■ **Objective**: In full and without alteration, give the listing again.

☆ ☆ ☆ ☆

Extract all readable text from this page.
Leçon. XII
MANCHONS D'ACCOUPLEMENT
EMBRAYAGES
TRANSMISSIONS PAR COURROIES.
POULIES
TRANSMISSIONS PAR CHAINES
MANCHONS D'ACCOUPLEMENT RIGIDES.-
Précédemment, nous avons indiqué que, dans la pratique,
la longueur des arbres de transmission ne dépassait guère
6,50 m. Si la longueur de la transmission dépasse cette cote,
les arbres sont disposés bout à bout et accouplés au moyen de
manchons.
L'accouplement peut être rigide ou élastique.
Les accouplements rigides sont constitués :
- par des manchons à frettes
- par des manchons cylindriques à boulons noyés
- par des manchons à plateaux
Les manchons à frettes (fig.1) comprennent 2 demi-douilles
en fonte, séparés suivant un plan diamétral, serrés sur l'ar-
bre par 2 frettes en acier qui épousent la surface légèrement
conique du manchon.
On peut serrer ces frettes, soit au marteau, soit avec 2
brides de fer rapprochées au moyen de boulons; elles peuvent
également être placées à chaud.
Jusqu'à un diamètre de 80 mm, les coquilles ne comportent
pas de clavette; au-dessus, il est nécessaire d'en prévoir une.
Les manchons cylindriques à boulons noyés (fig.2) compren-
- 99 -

☆ ☆ ☆ ☆

■ **Finished task**:
Extract all readable text from this page.
Leçon. XII
MANCHONS D'ACCOUPLEMENT
EMBRAYAGES
TRANSMISSIONS PAR COURROIES.
POULIES
TRANSMISSIONS PAR CHAINES
MANCHONS D'ACCOUPLEMENT RIGIDES.-
Précédemment, nous avons indiqué que, dans la pratique,
la longueur des arbres de transmission ne dépassait guère
6,50 m. Si la longueur de la transmission dépasse cette cote,
les arbres sont disposés bout à bout et accouplés au moyen de
manchons.
L'accouplement peut être rigide ou élastique.
Les accouplements rigides sont constitués :
- par des manchons à frettes
- par des manchons cylindriques à boulons noyés
- par des manchons à plateaux
Les manchons à frettes (fig.1) comprennent 2 demi-douilles
en fonte, séparés suivant un plan diamétral, serrés sur l'ar-
bre par 2 frettes en acier qui épousent la surface légèrement
conique du manchon.
On peut serrer ces frettes, soit au marteau, soit avec 2
brides de fer rapprochées au moyen de boulons; elles peuvent
également être placées à chaud.
Jusqu'à un diamètre de 80 mm, les coquilles ne comportent
pas de clavette; au-dessus, il est nécessaire d'en prévoir une.
Les manchons cylindriques à boulons noyés (fig.2) compren-
- 99 -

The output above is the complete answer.